STATED EXERCISE:
Show each line of the data below that has the string "الله" in it.

***** ITEMS *****

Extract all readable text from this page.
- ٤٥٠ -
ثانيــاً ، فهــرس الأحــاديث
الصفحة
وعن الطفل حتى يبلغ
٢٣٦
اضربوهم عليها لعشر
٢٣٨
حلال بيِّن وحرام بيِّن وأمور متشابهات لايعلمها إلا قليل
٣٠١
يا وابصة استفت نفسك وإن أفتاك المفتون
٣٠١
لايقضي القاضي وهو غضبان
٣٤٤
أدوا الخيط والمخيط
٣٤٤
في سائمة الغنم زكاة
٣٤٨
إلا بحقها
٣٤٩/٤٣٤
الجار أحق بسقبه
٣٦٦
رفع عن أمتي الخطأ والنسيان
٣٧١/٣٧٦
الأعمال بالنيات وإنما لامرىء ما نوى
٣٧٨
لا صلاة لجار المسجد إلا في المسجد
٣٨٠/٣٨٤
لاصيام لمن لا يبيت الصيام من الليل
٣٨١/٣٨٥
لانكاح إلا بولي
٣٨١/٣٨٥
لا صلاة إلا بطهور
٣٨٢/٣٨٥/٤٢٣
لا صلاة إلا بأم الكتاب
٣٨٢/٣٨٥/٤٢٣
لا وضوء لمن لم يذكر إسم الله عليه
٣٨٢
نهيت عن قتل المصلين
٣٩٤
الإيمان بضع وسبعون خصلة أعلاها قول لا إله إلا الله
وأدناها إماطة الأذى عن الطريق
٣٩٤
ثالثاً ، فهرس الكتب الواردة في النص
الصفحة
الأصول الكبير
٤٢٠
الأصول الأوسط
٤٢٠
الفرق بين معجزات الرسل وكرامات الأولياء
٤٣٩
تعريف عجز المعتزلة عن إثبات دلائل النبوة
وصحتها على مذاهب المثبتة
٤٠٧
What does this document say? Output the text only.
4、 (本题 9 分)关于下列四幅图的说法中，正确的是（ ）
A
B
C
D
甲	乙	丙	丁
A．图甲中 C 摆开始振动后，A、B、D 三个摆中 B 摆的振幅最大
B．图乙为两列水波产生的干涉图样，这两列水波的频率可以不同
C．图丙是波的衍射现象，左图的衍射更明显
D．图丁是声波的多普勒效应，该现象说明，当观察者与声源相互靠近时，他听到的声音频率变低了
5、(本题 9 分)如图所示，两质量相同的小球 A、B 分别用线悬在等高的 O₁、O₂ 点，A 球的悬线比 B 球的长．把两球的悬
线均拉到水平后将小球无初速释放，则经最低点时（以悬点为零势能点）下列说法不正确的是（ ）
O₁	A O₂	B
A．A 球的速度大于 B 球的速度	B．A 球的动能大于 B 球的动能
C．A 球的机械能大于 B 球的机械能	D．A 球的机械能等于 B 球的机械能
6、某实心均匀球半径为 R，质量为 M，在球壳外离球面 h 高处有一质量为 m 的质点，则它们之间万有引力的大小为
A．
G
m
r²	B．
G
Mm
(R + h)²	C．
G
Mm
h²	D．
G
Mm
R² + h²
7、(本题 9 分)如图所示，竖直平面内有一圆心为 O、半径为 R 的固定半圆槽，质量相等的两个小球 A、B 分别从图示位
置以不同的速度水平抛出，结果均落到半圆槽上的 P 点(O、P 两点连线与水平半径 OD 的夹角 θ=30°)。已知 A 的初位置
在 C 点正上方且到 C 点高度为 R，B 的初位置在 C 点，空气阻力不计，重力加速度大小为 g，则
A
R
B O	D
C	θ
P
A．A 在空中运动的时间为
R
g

*****

RESULT:
لا وضوء لمن لم يذكر إسم الله عليه
الإيمان بضع وسبعون خصلة أعلاها قول لا إله إلا الله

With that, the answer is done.